(Data records)

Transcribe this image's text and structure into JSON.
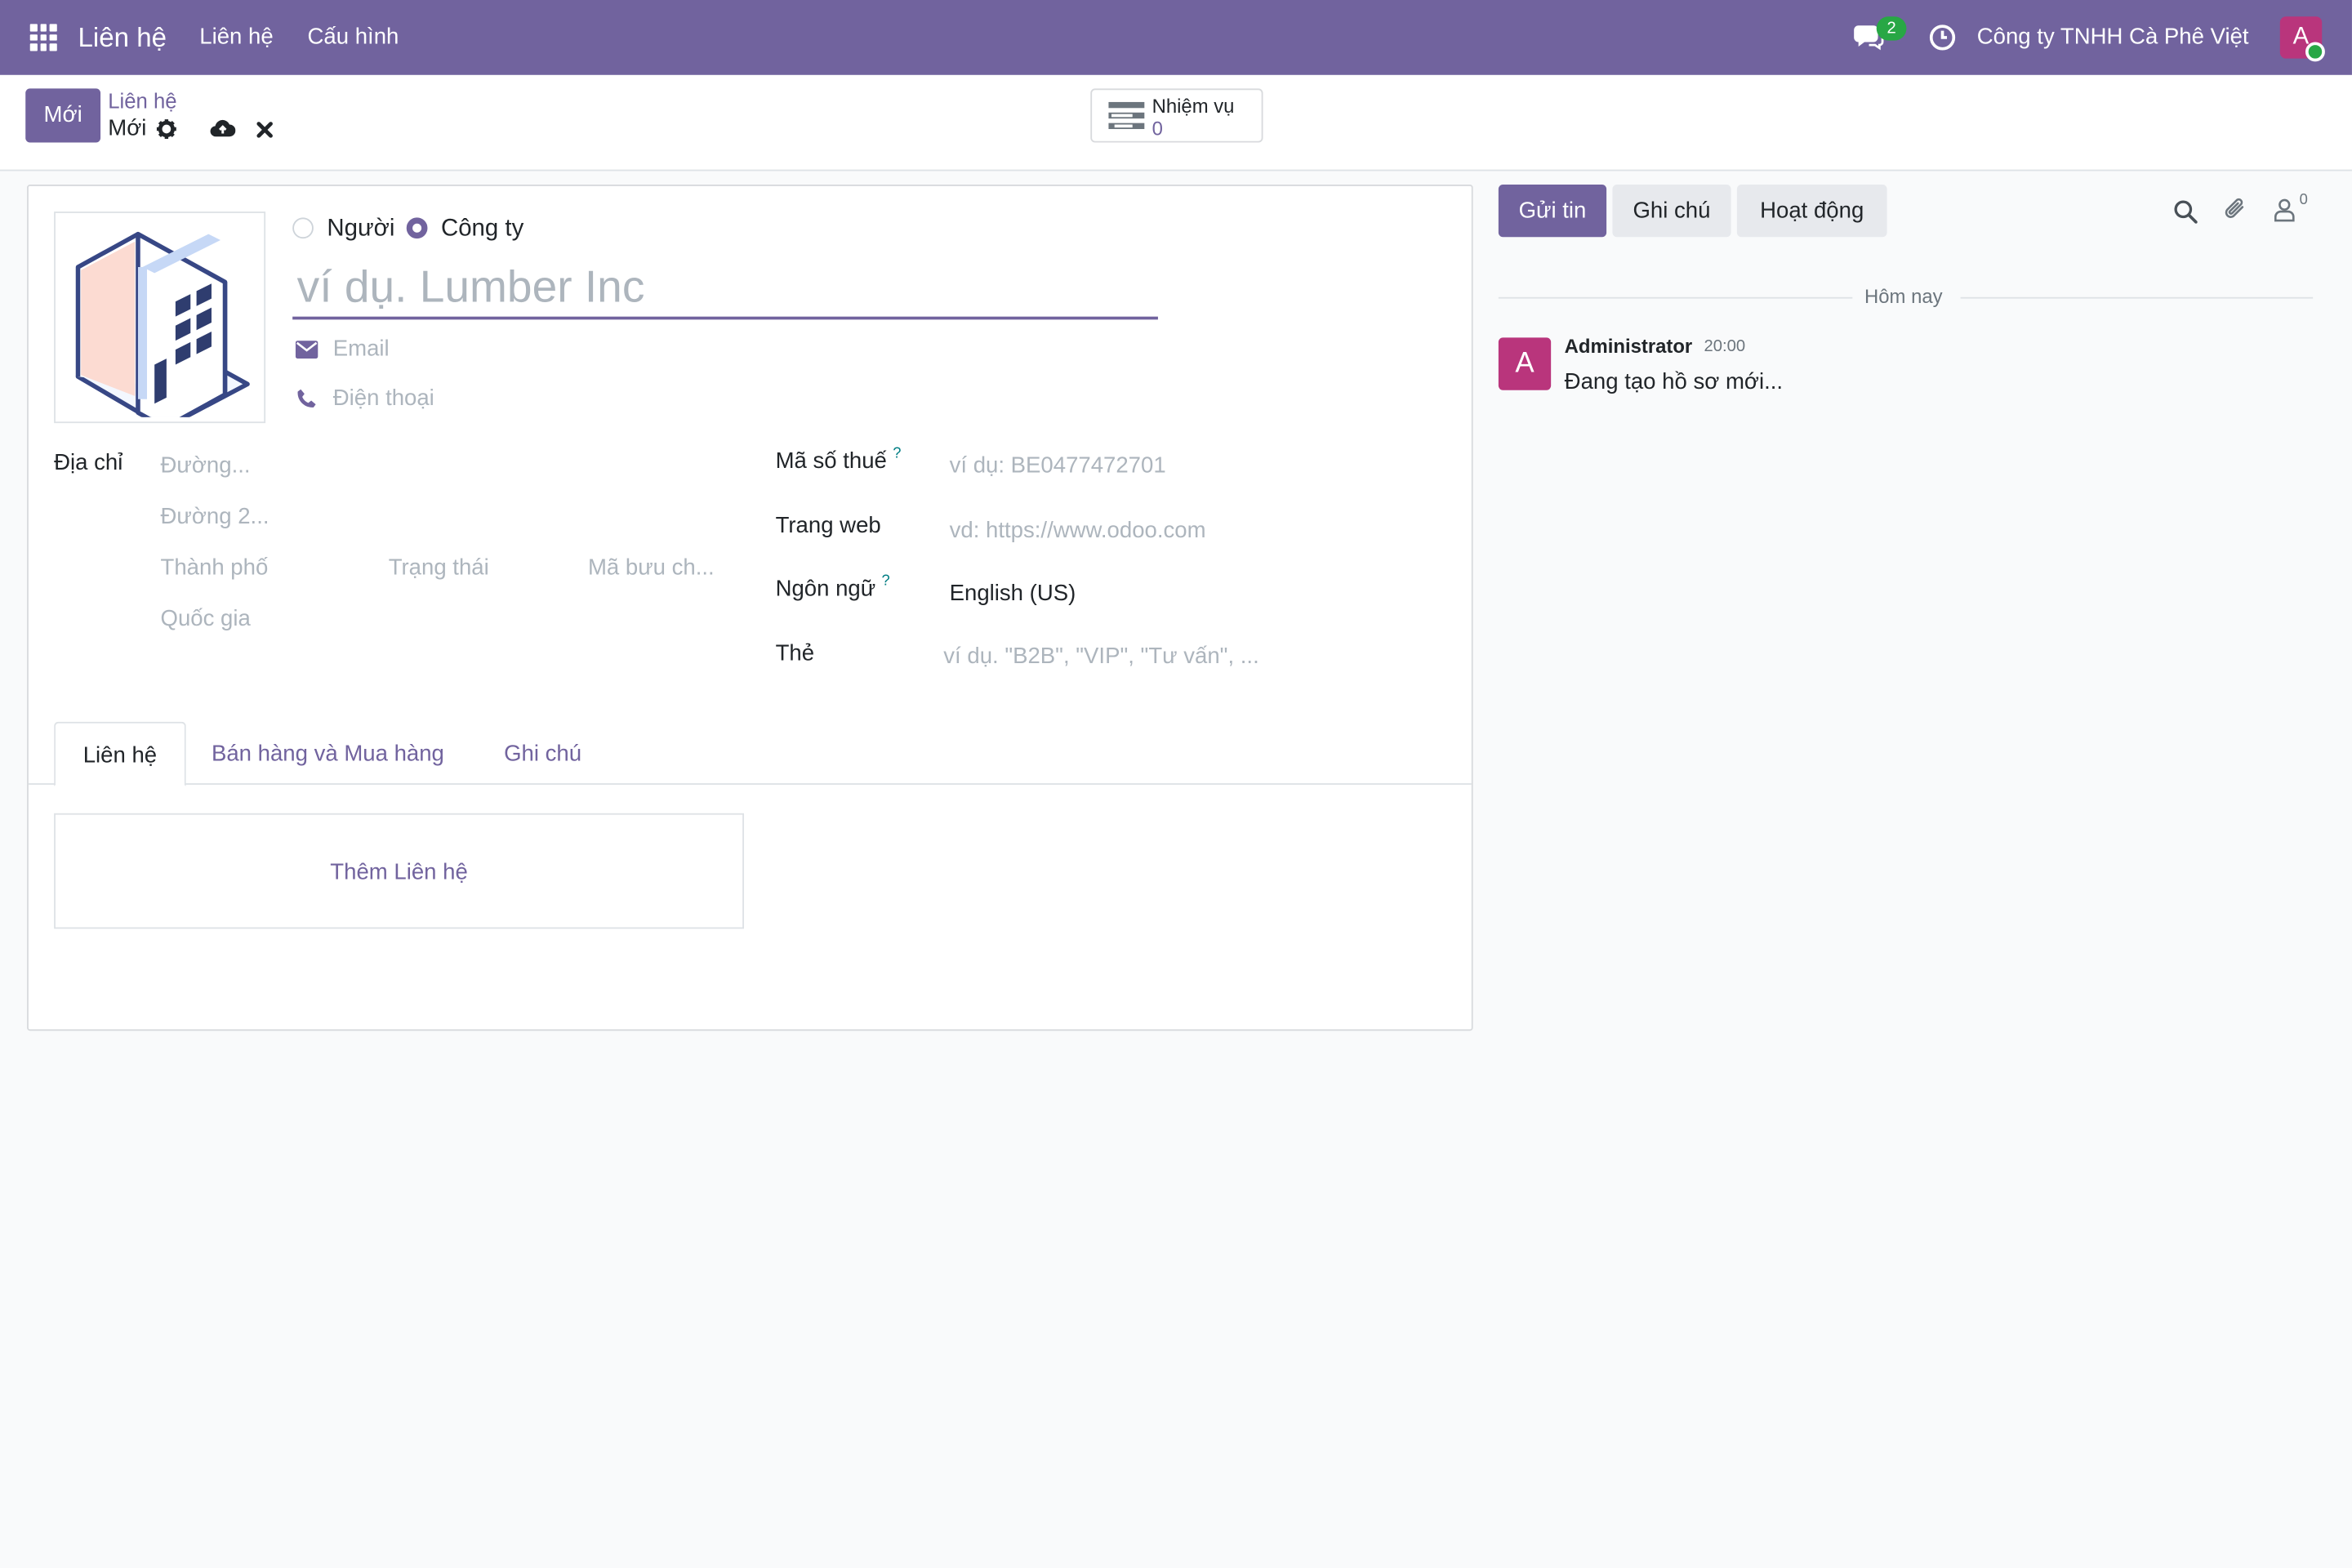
{
  "navbar": {
    "app_name": "Liên hệ",
    "menu": [
      "Liên hệ",
      "Cấu hình"
    ],
    "message_count": "2",
    "company": "Công ty TNHH Cà Phê Việt",
    "avatar_letter": "A",
    "colors": {
      "navbar": "#71639e",
      "badge": "#28a745",
      "avatar": "#b9357c"
    }
  },
  "control_panel": {
    "new_button": "Mới",
    "breadcrumb_parent": "Liên hệ",
    "breadcrumb_current": "Mới",
    "tasks_label": "Nhiệm vụ",
    "tasks_count": "0"
  },
  "form": {
    "type_options": [
      "Người",
      "Công ty"
    ],
    "type_selected": "Công ty",
    "name_placeholder": "ví dụ. Lumber Inc",
    "email_placeholder": "Email",
    "phone_placeholder": "Điện thoại",
    "address": {
      "label": "Địa chỉ",
      "street": "Đường...",
      "street2": "Đường 2...",
      "city": "Thành phố",
      "state": "Trạng thái",
      "zip": "Mã bưu ch...",
      "country": "Quốc gia"
    },
    "vat": {
      "label": "Mã số thuế",
      "help": "?",
      "placeholder": "ví dụ: BE0477472701"
    },
    "website": {
      "label": "Trang web",
      "placeholder": "vd: https://www.odoo.com"
    },
    "language": {
      "label": "Ngôn ngữ",
      "help": "?",
      "value": "English (US)"
    },
    "tags": {
      "label": "Thẻ",
      "placeholder": "ví dụ. \"B2B\", \"VIP\", \"Tư vấn\", ..."
    },
    "tabs": [
      "Liên hệ",
      "Bán hàng và Mua hàng",
      "Ghi chú"
    ],
    "active_tab": "Liên hệ",
    "add_contact": "Thêm Liên hệ"
  },
  "chatter": {
    "send_message": "Gửi tin",
    "log_note": "Ghi chú",
    "activity": "Hoạt động",
    "follower_count": "0",
    "date_separator": "Hôm nay",
    "messages": [
      {
        "author": "Administrator",
        "time": "20:00",
        "body": "Đang tạo hồ sơ mới...",
        "avatar_letter": "A"
      }
    ]
  }
}
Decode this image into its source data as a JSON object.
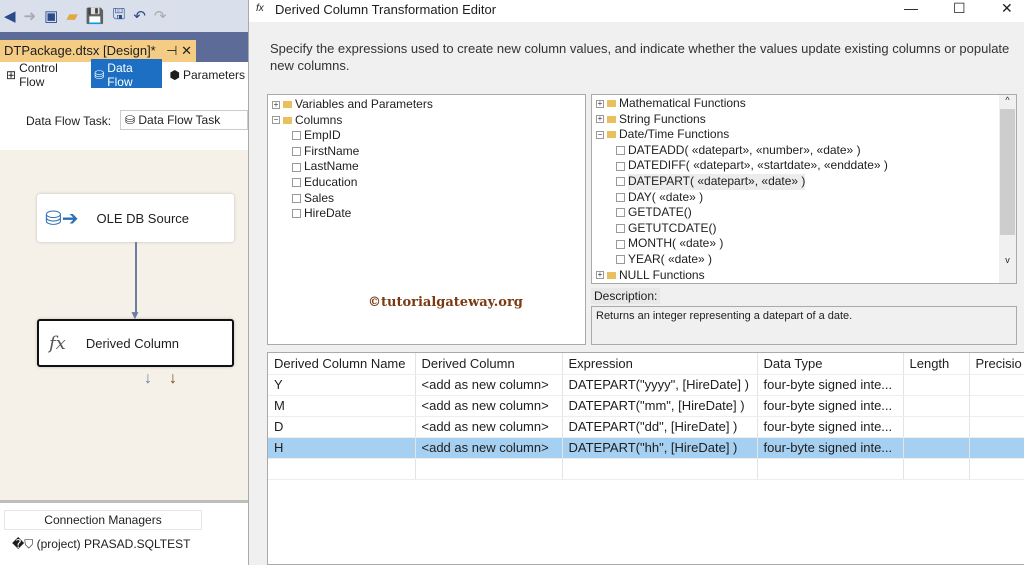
{
  "vs": {
    "doc_tab": "DTPackage.dtsx [Design]*",
    "design_tabs": [
      "Control Flow",
      "Data Flow",
      "Parameters"
    ],
    "task_label": "Data Flow Task:",
    "task_value": "Data Flow Task",
    "nodes": [
      "OLE DB Source",
      "Derived Column"
    ],
    "conn_header": "Connection Managers",
    "conn_item": "(project) PRASAD.SQLTEST"
  },
  "dialog": {
    "title": "Derived Column Transformation Editor",
    "instructions": "Specify the expressions used to create new column values, and indicate whether the values update existing columns or populate new columns.",
    "left_tree": {
      "variables": "Variables and Parameters",
      "columns": "Columns",
      "items": [
        "EmpID",
        "FirstName",
        "LastName",
        "Education",
        "Sales",
        "HireDate"
      ]
    },
    "func_tree": {
      "groups": [
        "Mathematical Functions",
        "String Functions",
        "Date/Time Functions",
        "NULL Functions"
      ],
      "datetime_items": [
        "DATEADD( «datepart», «number», «date» )",
        "DATEDIFF( «datepart», «startdate», «enddate» )",
        "DATEPART( «datepart», «date» )",
        "DAY( «date» )",
        "GETDATE()",
        "GETUTCDATE()",
        "MONTH( «date» )",
        "YEAR( «date» )"
      ],
      "selected": "DATEPART( «datepart», «date» )"
    },
    "description_label": "Description:",
    "description": "Returns an integer representing a datepart of a date.",
    "watermark": "©tutorialgateway.org",
    "grid": {
      "headers": [
        "Derived Column Name",
        "Derived Column",
        "Expression",
        "Data Type",
        "Length",
        "Precisio"
      ],
      "rows": [
        [
          "Y",
          "<add as new column>",
          "DATEPART(\"yyyy\", [HireDate]  )",
          "four-byte signed inte..."
        ],
        [
          "M",
          "<add as new column>",
          "DATEPART(\"mm\", [HireDate]  )",
          "four-byte signed inte..."
        ],
        [
          "D",
          "<add as new column>",
          "DATEPART(\"dd\", [HireDate]  )",
          "four-byte signed inte..."
        ],
        [
          "H",
          "<add as new column>",
          "DATEPART(\"hh\", [HireDate]  )",
          "four-byte signed inte..."
        ]
      ],
      "selected_row": 3
    }
  }
}
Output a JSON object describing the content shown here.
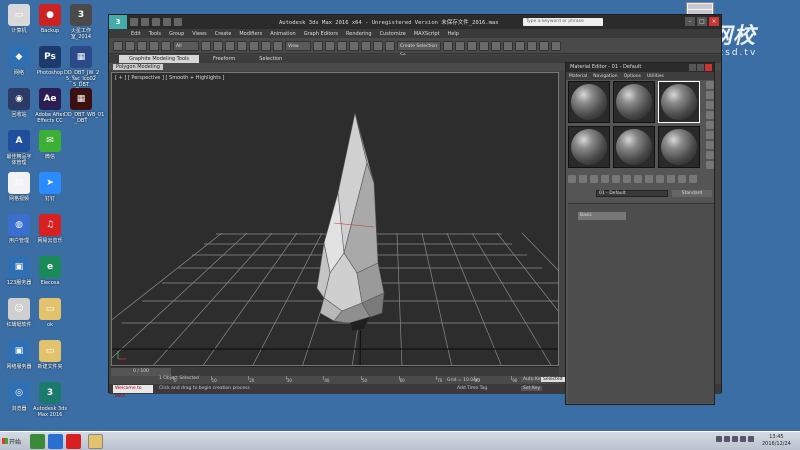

AIM: In the entries above, find lines with "into" and copy each.

CORRECT ANSWER:
Transcribe this image's text and structure into JSON.
Decode this image into its source data as a JSON object.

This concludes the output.